依頼内容:
下の試合記事から、「初めての敗戦に肩を落とす選手たち」から「点とはならず、0-1で試合を折り返した。」までの部分を正確に書き写してください。

ページ抜粋:
━━━
昨季女王の本領発揮できず 無敗記録は19で途絶える

ア式蹴球女子
第35回関東大学女子リーグ戦 前期第11節
早大 0-1
1-1
筑波大
【得点】
(早大)54分 築地育
(筑波大)33,52分 千葉玲海菜

 「関カレ(関東女子女子リーグ)で引き分けが続いていた(△0-0帝京平成大、△0-0東洋大)中で、その流れを断ち切れなかったのはすごく悔しい」。DF加藤希主将(スポ4=アンジュヴィオレ広島)は言葉を絞り出した。今季参戦する関カレ、関東女子リーグ(関東リーグ)ともに首位のア式蹴球部女子(ア女)は、これまで引き分けを挟んで無敗を継続。勢いそのままに勝利したいところだったが先制点を献上し、後半も追加点を許してしまう。MF築地育(スポ1=静岡・常葉大橘)の得点で反撃を試みるも、相手の堅守を崩しきれない。昨季関カレ女王の本領を発揮できず、1-2で今シーズン初の黒星を喫した。

 

初めての敗戦に肩を落とす選手たち

 

 1週間前に関東リーグで7発の快勝を成し遂げた筑波大との再戦となった今節、相手はメンバーを大幅に変更。ア女は序盤から素早いスライドでスペースをつくろうと揺さぶりをかける。しかしボールを回すだけで、築地やFW髙橋雛(社3=兵庫・日ノ本学園)の裏に抜ける動きを活用できない。手応えがつかめないまま迎えた33分、警戒していた裏へのロングボールからのカウンターで失点してしまう。今季はこれまで公式戦7試合に出場し、全て零封していたGK近澤澪菜(スポ3=JFAアカデミー福島)は「最後は止めるというのが自分の仕事だった」と悔しげな表情を見せた。前半のうちに同点に追いつきたいア女は、声をかけあってリスクを管理しつつ、パスを回して機をうかがう。すると前半終了間際、こぼれ球がMF笠原綺乃(スポ2=横須賀シーガルズJOYの前へ。左足を振り抜くが惜しくもバーに当たって得点とはならず、0-1で試合を折り返した。
━━━
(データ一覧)

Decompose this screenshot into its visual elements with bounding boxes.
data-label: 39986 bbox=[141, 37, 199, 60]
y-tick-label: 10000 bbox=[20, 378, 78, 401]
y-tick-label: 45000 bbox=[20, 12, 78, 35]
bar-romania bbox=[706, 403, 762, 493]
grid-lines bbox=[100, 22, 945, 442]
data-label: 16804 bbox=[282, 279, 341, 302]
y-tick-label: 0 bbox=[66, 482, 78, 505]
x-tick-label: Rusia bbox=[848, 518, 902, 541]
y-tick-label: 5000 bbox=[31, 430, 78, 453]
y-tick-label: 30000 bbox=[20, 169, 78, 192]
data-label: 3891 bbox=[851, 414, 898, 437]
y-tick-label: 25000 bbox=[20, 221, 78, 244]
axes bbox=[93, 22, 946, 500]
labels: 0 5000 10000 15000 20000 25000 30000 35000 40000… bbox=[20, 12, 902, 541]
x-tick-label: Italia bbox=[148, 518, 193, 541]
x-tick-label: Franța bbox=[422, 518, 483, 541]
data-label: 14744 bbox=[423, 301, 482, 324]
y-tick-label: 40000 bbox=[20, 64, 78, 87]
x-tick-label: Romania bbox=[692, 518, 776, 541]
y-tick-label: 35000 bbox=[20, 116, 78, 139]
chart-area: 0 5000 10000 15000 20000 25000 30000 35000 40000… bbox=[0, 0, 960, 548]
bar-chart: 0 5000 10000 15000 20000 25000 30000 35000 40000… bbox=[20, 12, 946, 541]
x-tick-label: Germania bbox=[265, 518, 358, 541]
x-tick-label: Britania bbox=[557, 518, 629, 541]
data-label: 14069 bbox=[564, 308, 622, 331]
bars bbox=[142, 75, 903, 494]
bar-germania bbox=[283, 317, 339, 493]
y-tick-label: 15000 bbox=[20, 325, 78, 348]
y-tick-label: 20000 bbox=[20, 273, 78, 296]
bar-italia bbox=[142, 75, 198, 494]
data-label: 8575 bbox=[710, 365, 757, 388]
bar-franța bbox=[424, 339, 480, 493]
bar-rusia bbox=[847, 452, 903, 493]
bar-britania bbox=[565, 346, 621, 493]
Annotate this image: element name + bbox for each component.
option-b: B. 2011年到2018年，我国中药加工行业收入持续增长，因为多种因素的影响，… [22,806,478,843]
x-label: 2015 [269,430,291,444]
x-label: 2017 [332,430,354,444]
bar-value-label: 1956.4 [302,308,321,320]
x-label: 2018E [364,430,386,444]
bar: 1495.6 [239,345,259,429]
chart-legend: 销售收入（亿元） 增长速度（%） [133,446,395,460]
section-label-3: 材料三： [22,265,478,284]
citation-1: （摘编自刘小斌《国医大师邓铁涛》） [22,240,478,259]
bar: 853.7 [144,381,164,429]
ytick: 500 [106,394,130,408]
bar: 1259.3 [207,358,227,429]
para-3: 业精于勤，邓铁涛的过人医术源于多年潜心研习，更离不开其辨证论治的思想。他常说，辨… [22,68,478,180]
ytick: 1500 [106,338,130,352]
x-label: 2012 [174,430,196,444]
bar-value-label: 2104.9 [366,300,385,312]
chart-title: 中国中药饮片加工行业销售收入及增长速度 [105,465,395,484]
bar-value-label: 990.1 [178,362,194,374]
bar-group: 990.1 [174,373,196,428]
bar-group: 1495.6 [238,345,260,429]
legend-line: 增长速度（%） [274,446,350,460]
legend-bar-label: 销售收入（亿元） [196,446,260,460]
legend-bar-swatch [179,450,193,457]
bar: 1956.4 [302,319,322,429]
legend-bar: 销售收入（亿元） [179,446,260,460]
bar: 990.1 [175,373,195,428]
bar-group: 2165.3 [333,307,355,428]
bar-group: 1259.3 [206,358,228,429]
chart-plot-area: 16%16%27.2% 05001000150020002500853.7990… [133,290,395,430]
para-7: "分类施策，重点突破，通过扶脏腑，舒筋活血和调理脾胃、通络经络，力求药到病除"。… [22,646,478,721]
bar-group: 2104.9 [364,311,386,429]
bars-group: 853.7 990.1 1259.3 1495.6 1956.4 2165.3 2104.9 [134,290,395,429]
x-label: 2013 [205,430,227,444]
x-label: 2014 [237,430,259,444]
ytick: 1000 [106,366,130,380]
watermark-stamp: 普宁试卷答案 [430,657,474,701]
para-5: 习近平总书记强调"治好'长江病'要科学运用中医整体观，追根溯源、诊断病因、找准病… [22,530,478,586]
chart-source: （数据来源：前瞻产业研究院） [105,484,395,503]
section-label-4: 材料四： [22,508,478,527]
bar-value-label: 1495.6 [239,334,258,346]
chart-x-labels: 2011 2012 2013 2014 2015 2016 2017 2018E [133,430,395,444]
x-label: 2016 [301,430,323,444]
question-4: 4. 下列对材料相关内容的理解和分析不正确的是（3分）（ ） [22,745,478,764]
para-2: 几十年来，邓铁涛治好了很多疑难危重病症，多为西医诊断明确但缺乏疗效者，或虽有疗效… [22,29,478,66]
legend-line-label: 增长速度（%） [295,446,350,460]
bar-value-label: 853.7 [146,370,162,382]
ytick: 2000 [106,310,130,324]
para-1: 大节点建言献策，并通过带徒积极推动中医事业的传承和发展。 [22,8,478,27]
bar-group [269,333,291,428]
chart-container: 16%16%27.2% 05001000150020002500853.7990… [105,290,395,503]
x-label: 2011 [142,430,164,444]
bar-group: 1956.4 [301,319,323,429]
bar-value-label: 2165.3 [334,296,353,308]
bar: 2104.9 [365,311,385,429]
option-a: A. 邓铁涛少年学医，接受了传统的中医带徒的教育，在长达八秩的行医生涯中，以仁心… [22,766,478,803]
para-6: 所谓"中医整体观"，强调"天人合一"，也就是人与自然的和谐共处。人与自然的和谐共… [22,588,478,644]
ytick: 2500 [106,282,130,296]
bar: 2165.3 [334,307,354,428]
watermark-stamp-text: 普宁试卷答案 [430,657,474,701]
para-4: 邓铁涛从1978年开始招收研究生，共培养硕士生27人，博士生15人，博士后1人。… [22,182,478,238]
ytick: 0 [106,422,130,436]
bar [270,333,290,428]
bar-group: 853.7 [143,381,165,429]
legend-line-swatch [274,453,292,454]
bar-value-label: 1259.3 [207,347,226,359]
━━━
解答:
初めての敗戦に肩を落とす選手たち

 

 1週間前に関東リーグで7発の快勝を成し遂げた筑波大との再戦となった今節、相手はメンバーを大幅に変更。ア女は序盤から素早いスライドでスペースをつくろうと揺さぶりをかける。しかしボールを回すだけで、築地やFW髙橋雛(社3=兵庫・日ノ本学園)の裏に抜ける動きを活用できない。手応えがつかめないまま迎えた33分、警戒していた裏へのロングボールからのカウンターで失点してしまう。今季はこれまで公式戦7試合に出場し、全て零封していたGK近澤澪菜(スポ3=JFAアカデミー福島)は「最後は止めるというのが自分の仕事だった」と悔しげな表情を見せた。前半のうちに同点に追いつきたいア女は、声をかけあってリスクを管理しつつ、パスを回して機をうかがう。すると前半終了間際、こぼれ球がMF笠原綺乃(スポ2=横須賀シーガルズJOYの前へ。左足を振り抜くが惜しくもバーに当たって得点とはならず、0-1で試合を折り返した。